◆ Your task: Set down each record exactly as written.

***** Material to process *****

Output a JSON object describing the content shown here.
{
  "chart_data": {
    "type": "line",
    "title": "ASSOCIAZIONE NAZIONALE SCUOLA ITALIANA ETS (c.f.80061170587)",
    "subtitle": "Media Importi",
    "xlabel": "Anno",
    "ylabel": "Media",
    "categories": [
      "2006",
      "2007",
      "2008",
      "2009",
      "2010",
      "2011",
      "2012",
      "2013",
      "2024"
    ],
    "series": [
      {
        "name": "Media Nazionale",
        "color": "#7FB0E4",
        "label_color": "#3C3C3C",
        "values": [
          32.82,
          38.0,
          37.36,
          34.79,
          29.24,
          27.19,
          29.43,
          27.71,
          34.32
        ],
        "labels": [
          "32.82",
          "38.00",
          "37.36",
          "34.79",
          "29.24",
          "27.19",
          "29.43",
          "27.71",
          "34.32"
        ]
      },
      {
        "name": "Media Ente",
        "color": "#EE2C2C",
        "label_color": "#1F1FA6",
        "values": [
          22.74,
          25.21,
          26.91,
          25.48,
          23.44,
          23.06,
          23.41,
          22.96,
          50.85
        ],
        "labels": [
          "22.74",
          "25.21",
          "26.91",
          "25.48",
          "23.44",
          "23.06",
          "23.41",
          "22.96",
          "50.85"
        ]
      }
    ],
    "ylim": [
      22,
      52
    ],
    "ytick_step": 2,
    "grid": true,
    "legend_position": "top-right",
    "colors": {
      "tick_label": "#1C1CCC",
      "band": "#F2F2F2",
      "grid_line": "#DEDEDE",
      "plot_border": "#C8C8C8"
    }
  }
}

*****

◆ The reply:
Output a JSON object describing the content shown here.
{
  "chart_data": {
    "type": "line",
    "title": "ASSOCIAZIONE NAZIONALE SCUOLA ITALIANA ETS (c.f.80061170587)",
    "subtitle": "Media Importi",
    "xlabel": "Anno",
    "ylabel": "Media",
    "categories": [
      "2006",
      "2007",
      "2008",
      "2009",
      "2010",
      "2011",
      "2012",
      "2013",
      "2024"
    ],
    "series": [
      {
        "name": "Media Nazionale",
        "color": "#7FB0E4",
        "label_color": "#3C3C3C",
        "values": [
          32.82,
          38.0,
          37.36,
          34.79,
          29.24,
          27.19,
          29.43,
          27.71,
          34.32
        ],
        "labels": [
          "32.82",
          "38.00",
          "37.36",
          "34.79",
          "29.24",
          "27.19",
          "29.43",
          "27.71",
          "34.32"
        ]
      },
      {
        "name": "Media Ente",
        "color": "#EE2C2C",
        "label_color": "#1F1FA6",
        "values": [
          22.74,
          25.21,
          26.91,
          25.48,
          23.44,
          23.06,
          23.41,
          22.96,
          50.85
        ],
        "labels": [
          "22.74",
          "25.21",
          "26.91",
          "25.48",
          "23.44",
          "23.06",
          "23.41",
          "22.96",
          "50.85"
        ]
      }
    ],
    "ylim": [
      22,
      52
    ],
    "ytick_step": 2,
    "grid": true,
    "legend_position": "top-right",
    "colors": {
      "tick_label": "#1C1CCC",
      "band": "#F2F2F2",
      "grid_line": "#DEDEDE",
      "plot_border": "#C8C8C8"
    }
  }
}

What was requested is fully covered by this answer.